§ DATA TO USE
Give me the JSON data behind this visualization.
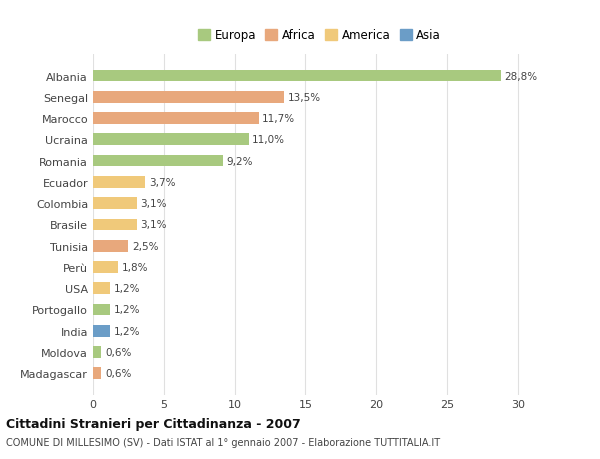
{
  "countries": [
    "Albania",
    "Senegal",
    "Marocco",
    "Ucraina",
    "Romania",
    "Ecuador",
    "Colombia",
    "Brasile",
    "Tunisia",
    "Perù",
    "USA",
    "Portogallo",
    "India",
    "Moldova",
    "Madagascar"
  ],
  "values": [
    28.8,
    13.5,
    11.7,
    11.0,
    9.2,
    3.7,
    3.1,
    3.1,
    2.5,
    1.8,
    1.2,
    1.2,
    1.2,
    0.6,
    0.6
  ],
  "labels": [
    "28,8%",
    "13,5%",
    "11,7%",
    "11,0%",
    "9,2%",
    "3,7%",
    "3,1%",
    "3,1%",
    "2,5%",
    "1,8%",
    "1,2%",
    "1,2%",
    "1,2%",
    "0,6%",
    "0,6%"
  ],
  "continents": [
    "Europa",
    "Africa",
    "Africa",
    "Europa",
    "Europa",
    "America",
    "America",
    "America",
    "Africa",
    "America",
    "America",
    "Europa",
    "Asia",
    "Europa",
    "Africa"
  ],
  "colors": {
    "Europa": "#a8c97f",
    "Africa": "#e8a87c",
    "America": "#f0c97a",
    "Asia": "#6b9dc7"
  },
  "title": "Cittadini Stranieri per Cittadinanza - 2007",
  "subtitle": "COMUNE DI MILLESIMO (SV) - Dati ISTAT al 1° gennaio 2007 - Elaborazione TUTTITALIA.IT",
  "xlim": [
    0,
    32
  ],
  "xticks": [
    0,
    5,
    10,
    15,
    20,
    25,
    30
  ],
  "bg_color": "#ffffff",
  "grid_color": "#e0e0e0",
  "legend_order": [
    "Europa",
    "Africa",
    "America",
    "Asia"
  ]
}
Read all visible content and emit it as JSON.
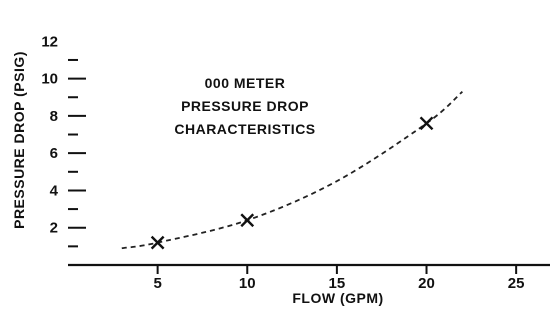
{
  "chart_data": {
    "type": "line",
    "title": "",
    "annotation": [
      "000 METER",
      "PRESSURE DROP",
      "CHARACTERISTICS"
    ],
    "xlabel": "FLOW (GPM)",
    "ylabel": "PRESSURE DROP (PSIG)",
    "xlim": [
      0,
      27
    ],
    "ylim": [
      0,
      12.5
    ],
    "x_ticks": [
      5,
      10,
      15,
      20,
      25
    ],
    "x_tick_labels": [
      "5",
      "10",
      "15",
      "20",
      "25"
    ],
    "y_ticks": [
      1,
      2,
      3,
      4,
      5,
      6,
      7,
      8,
      9,
      10,
      11,
      12
    ],
    "y_tick_labels": [
      "",
      "2",
      "",
      "4",
      "",
      "6",
      "",
      "8",
      "",
      "10",
      "",
      "12"
    ],
    "grid": false,
    "series": [
      {
        "line_style": "dashed",
        "x": [
          3,
          5,
          10,
          15,
          20,
          22
        ],
        "y": [
          0.9,
          1.2,
          2.4,
          4.5,
          7.6,
          9.3
        ]
      }
    ],
    "markers": {
      "symbol": "x",
      "points": [
        {
          "x": 5,
          "y": 1.2
        },
        {
          "x": 10,
          "y": 2.4
        },
        {
          "x": 20,
          "y": 7.6
        }
      ]
    }
  }
}
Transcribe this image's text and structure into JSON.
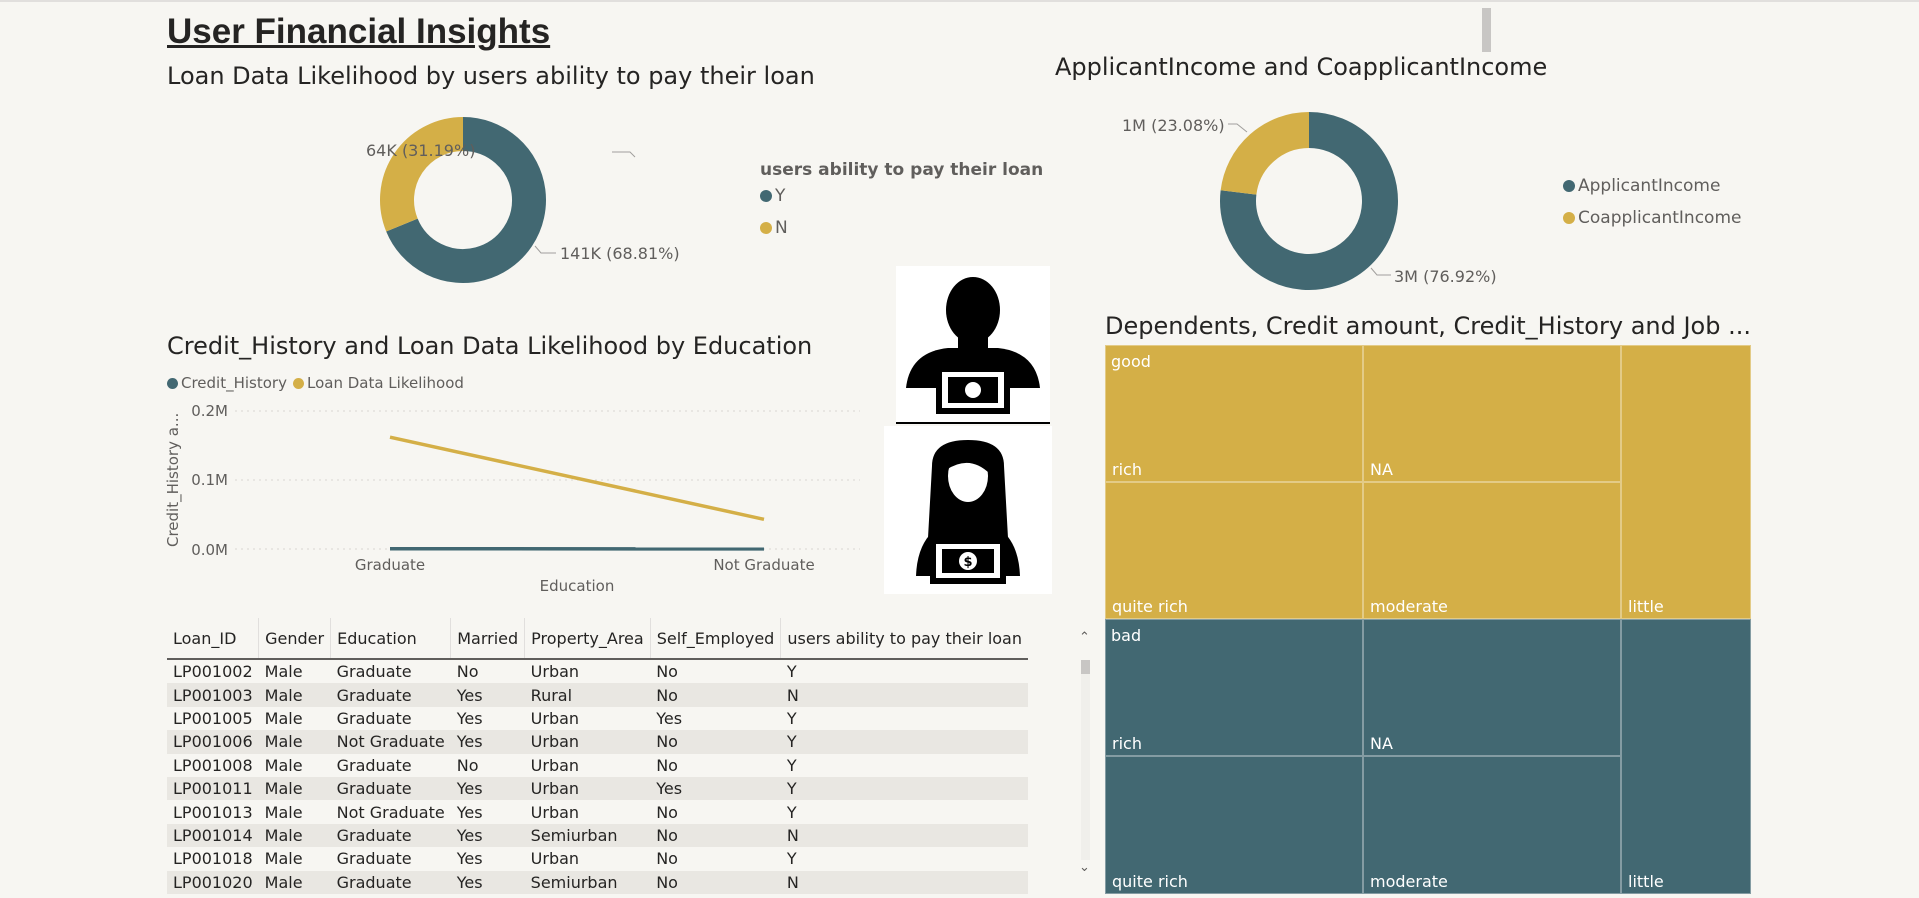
{
  "title": "User Financial Insights",
  "colors": {
    "teal": "#426872",
    "gold": "#d4af47",
    "background": "#f7f6f2"
  },
  "donut1": {
    "title": "Loan Data Likelihood by users ability to pay their loan",
    "legend_title": "users ability to pay their loan",
    "legend": [
      "Y",
      "N"
    ],
    "slices": [
      {
        "name": "Y",
        "label": "141K (68.81%)",
        "share": 68.81,
        "color": "#426872"
      },
      {
        "name": "N",
        "label": "64K (31.19%)",
        "share": 31.19,
        "color": "#d4af47"
      }
    ]
  },
  "donut2": {
    "title": "ApplicantIncome and CoapplicantIncome",
    "legend": [
      "ApplicantIncome",
      "CoapplicantIncome"
    ],
    "slices": [
      {
        "name": "ApplicantIncome",
        "label": "3M (76.92%)",
        "share": 76.92,
        "color": "#426872"
      },
      {
        "name": "CoapplicantIncome",
        "label": "1M (23.08%)",
        "share": 23.08,
        "color": "#d4af47"
      }
    ]
  },
  "line_chart": {
    "title": "Credit_History and Loan Data Likelihood by Education",
    "legend": [
      "Credit_History",
      "Loan Data Likelihood"
    ],
    "ylabel": "Credit_History a...",
    "xlabel": "Education",
    "yticks": [
      "0.2M",
      "0.1M",
      "0.0M"
    ],
    "categories": [
      "Graduate",
      "Not Graduate"
    ]
  },
  "chart_data": {
    "type": "line",
    "categories": [
      "Graduate",
      "Not Graduate"
    ],
    "series": [
      {
        "name": "Credit_History",
        "values": [
          0.0004,
          0.0001
        ],
        "color": "#426872"
      },
      {
        "name": "Loan Data Likelihood",
        "values": [
          0.162,
          0.043
        ],
        "color": "#d4af47"
      }
    ],
    "ylim": [
      0,
      0.2
    ],
    "xlabel": "Education",
    "ylabel": "Credit_History a...",
    "title": "Credit_History and Loan Data Likelihood by Education",
    "grid": true,
    "legend_position": "top-left"
  },
  "table": {
    "columns": [
      "Loan_ID",
      "Gender",
      "Education",
      "Married",
      "Property_Area",
      "Self_Employed",
      "users ability to pay their loan"
    ],
    "rows": [
      [
        "LP001002",
        "Male",
        "Graduate",
        "No",
        "Urban",
        "No",
        "Y"
      ],
      [
        "LP001003",
        "Male",
        "Graduate",
        "Yes",
        "Rural",
        "No",
        "N"
      ],
      [
        "LP001005",
        "Male",
        "Graduate",
        "Yes",
        "Urban",
        "Yes",
        "Y"
      ],
      [
        "LP001006",
        "Male",
        "Not Graduate",
        "Yes",
        "Urban",
        "No",
        "Y"
      ],
      [
        "LP001008",
        "Male",
        "Graduate",
        "No",
        "Urban",
        "No",
        "Y"
      ],
      [
        "LP001011",
        "Male",
        "Graduate",
        "Yes",
        "Urban",
        "Yes",
        "Y"
      ],
      [
        "LP001013",
        "Male",
        "Not Graduate",
        "Yes",
        "Urban",
        "No",
        "Y"
      ],
      [
        "LP001014",
        "Male",
        "Graduate",
        "Yes",
        "Semiurban",
        "No",
        "N"
      ],
      [
        "LP001018",
        "Male",
        "Graduate",
        "Yes",
        "Urban",
        "No",
        "Y"
      ],
      [
        "LP001020",
        "Male",
        "Graduate",
        "Yes",
        "Semiurban",
        "No",
        "N"
      ]
    ]
  },
  "treemap": {
    "title": "Dependents, Credit amount, Credit_History and Job ...",
    "groups": [
      {
        "name": "good",
        "color": "#d4af47",
        "cells": [
          "rich",
          "NA",
          "quite rich",
          "moderate",
          "little"
        ]
      },
      {
        "name": "bad",
        "color": "#426872",
        "cells": [
          "rich",
          "NA",
          "quite rich",
          "moderate",
          "little"
        ]
      }
    ]
  },
  "images": {
    "man": "man-money-icon",
    "woman": "woman-money-icon"
  }
}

§ TASK TO CARRY OUT
Print all entries exactly. The images do not belong in the copy.

§ OUTPUT OF THE TASK
Give me the JSON data behind this visualization.
{
  "countries": [
    "Albania",
    "Senegal",
    "Marocco",
    "Ucraina",
    "Romania",
    "Ecuador",
    "Colombia",
    "Brasile",
    "Tunisia",
    "Perù",
    "USA",
    "Portogallo",
    "India",
    "Moldova",
    "Madagascar"
  ],
  "values": [
    28.8,
    13.5,
    11.7,
    11.0,
    9.2,
    3.7,
    3.1,
    3.1,
    2.5,
    1.8,
    1.2,
    1.2,
    1.2,
    0.6,
    0.6
  ],
  "labels": [
    "28,8%",
    "13,5%",
    "11,7%",
    "11,0%",
    "9,2%",
    "3,7%",
    "3,1%",
    "3,1%",
    "2,5%",
    "1,8%",
    "1,2%",
    "1,2%",
    "1,2%",
    "0,6%",
    "0,6%"
  ],
  "continents": [
    "Europa",
    "Africa",
    "Africa",
    "Europa",
    "Europa",
    "America",
    "America",
    "America",
    "Africa",
    "America",
    "America",
    "Europa",
    "Asia",
    "Europa",
    "Africa"
  ],
  "colors": {
    "Europa": "#a8c97f",
    "Africa": "#e8a87c",
    "America": "#f0c97a",
    "Asia": "#6b9dc7"
  },
  "title": "Cittadini Stranieri per Cittadinanza - 2007",
  "subtitle": "COMUNE DI MILLESIMO (SV) - Dati ISTAT al 1° gennaio 2007 - Elaborazione TUTTITALIA.IT",
  "xlim": [
    0,
    32
  ],
  "xticks": [
    0,
    5,
    10,
    15,
    20,
    25,
    30
  ],
  "bg_color": "#ffffff",
  "grid_color": "#e0e0e0",
  "legend_order": [
    "Europa",
    "Africa",
    "America",
    "Asia"
  ]
}
Read all visible content and emit it as JSON.
{
  "chart_data": {
    "type": "line",
    "title": "",
    "annotation": [
      "000 METER",
      "PRESSURE DROP",
      "CHARACTERISTICS"
    ],
    "xlabel": "FLOW (GPM)",
    "ylabel": "PRESSURE DROP (PSIG)",
    "xlim": [
      0,
      27
    ],
    "ylim": [
      0,
      12.5
    ],
    "x_ticks": [
      5,
      10,
      15,
      20,
      25
    ],
    "x_tick_labels": [
      "5",
      "10",
      "15",
      "20",
      "25"
    ],
    "y_ticks": [
      1,
      2,
      3,
      4,
      5,
      6,
      7,
      8,
      9,
      10,
      11,
      12
    ],
    "y_tick_labels": [
      "",
      "2",
      "",
      "4",
      "",
      "6",
      "",
      "8",
      "",
      "10",
      "",
      "12"
    ],
    "grid": false,
    "series": [
      {
        "line_style": "dashed",
        "x": [
          3,
          5,
          10,
          15,
          20,
          22
        ],
        "y": [
          0.9,
          1.2,
          2.4,
          4.5,
          7.6,
          9.3
        ]
      }
    ],
    "markers": {
      "symbol": "x",
      "points": [
        {
          "x": 5,
          "y": 1.2
        },
        {
          "x": 10,
          "y": 2.4
        },
        {
          "x": 20,
          "y": 7.6
        }
      ]
    }
  }
}
Transcribe this image's text and structure into JSON.
{
  "title": "User Financial Insights",
  "colors": {
    "teal": "#426872",
    "gold": "#d4af47",
    "background": "#f7f6f2"
  },
  "donut1": {
    "title": "Loan Data Likelihood by users ability to pay their loan",
    "legend_title": "users ability to pay their loan",
    "legend": [
      "Y",
      "N"
    ],
    "slices": [
      {
        "name": "Y",
        "label": "141K (68.81%)",
        "share": 68.81,
        "color": "#426872"
      },
      {
        "name": "N",
        "label": "64K (31.19%)",
        "share": 31.19,
        "color": "#d4af47"
      }
    ]
  },
  "donut2": {
    "title": "ApplicantIncome and CoapplicantIncome",
    "legend": [
      "ApplicantIncome",
      "CoapplicantIncome"
    ],
    "slices": [
      {
        "name": "ApplicantIncome",
        "label": "3M (76.92%)",
        "share": 76.92,
        "color": "#426872"
      },
      {
        "name": "CoapplicantIncome",
        "label": "1M (23.08%)",
        "share": 23.08,
        "color": "#d4af47"
      }
    ]
  },
  "line_chart": {
    "title": "Credit_History and Loan Data Likelihood by Education",
    "legend": [
      "Credit_History",
      "Loan Data Likelihood"
    ],
    "ylabel": "Credit_History a...",
    "xlabel": "Education",
    "yticks": [
      "0.2M",
      "0.1M",
      "0.0M"
    ],
    "categories": [
      "Graduate",
      "Not Graduate"
    ]
  },
  "chart_data": {
    "type": "line",
    "categories": [
      "Graduate",
      "Not Graduate"
    ],
    "series": [
      {
        "name": "Credit_History",
        "values": [
          0.0004,
          0.0001
        ],
        "color": "#426872"
      },
      {
        "name": "Loan Data Likelihood",
        "values": [
          0.162,
          0.043
        ],
        "color": "#d4af47"
      }
    ],
    "ylim": [
      0,
      0.2
    ],
    "xlabel": "Education",
    "ylabel": "Credit_History a...",
    "title": "Credit_History and Loan Data Likelihood by Education",
    "grid": true,
    "legend_position": "top-left"
  },
  "table": {
    "columns": [
      "Loan_ID",
      "Gender",
      "Education",
      "Married",
      "Property_Area",
      "Self_Employed",
      "users ability to pay their loan"
    ],
    "rows": [
      [
        "LP001002",
        "Male",
        "Graduate",
        "No",
        "Urban",
        "No",
        "Y"
      ],
      [
        "LP001003",
        "Male",
        "Graduate",
        "Yes",
        "Rural",
        "No",
        "N"
      ],
      [
        "LP001005",
        "Male",
        "Graduate",
        "Yes",
        "Urban",
        "Yes",
        "Y"
      ],
      [
        "LP001006",
        "Male",
        "Not Graduate",
        "Yes",
        "Urban",
        "No",
        "Y"
      ],
      [
        "LP001008",
        "Male",
        "Graduate",
        "No",
        "Urban",
        "No",
        "Y"
      ],
      [
        "LP001011",
        "Male",
        "Graduate",
        "Yes",
        "Urban",
        "Yes",
        "Y"
      ],
      [
        "LP001013",
        "Male",
        "Not Graduate",
        "Yes",
        "Urban",
        "No",
        "Y"
      ],
      [
        "LP001014",
        "Male",
        "Graduate",
        "Yes",
        "Semiurban",
        "No",
        "N"
      ],
      [
        "LP001018",
        "Male",
        "Graduate",
        "Yes",
        "Urban",
        "No",
        "Y"
      ],
      [
        "LP001020",
        "Male",
        "Graduate",
        "Yes",
        "Semiurban",
        "No",
        "N"
      ]
    ]
  },
  "treemap": {
    "title": "Dependents, Credit amount, Credit_History and Job ...",
    "groups": [
      {
        "name": "good",
        "color": "#d4af47",
        "cells": [
          "rich",
          "NA",
          "quite rich",
          "moderate",
          "little"
        ]
      },
      {
        "name": "bad",
        "color": "#426872",
        "cells": [
          "rich",
          "NA",
          "quite rich",
          "moderate",
          "little"
        ]
      }
    ]
  },
  "images": {
    "man": "man-money-icon",
    "woman": "woman-money-icon"
  }
}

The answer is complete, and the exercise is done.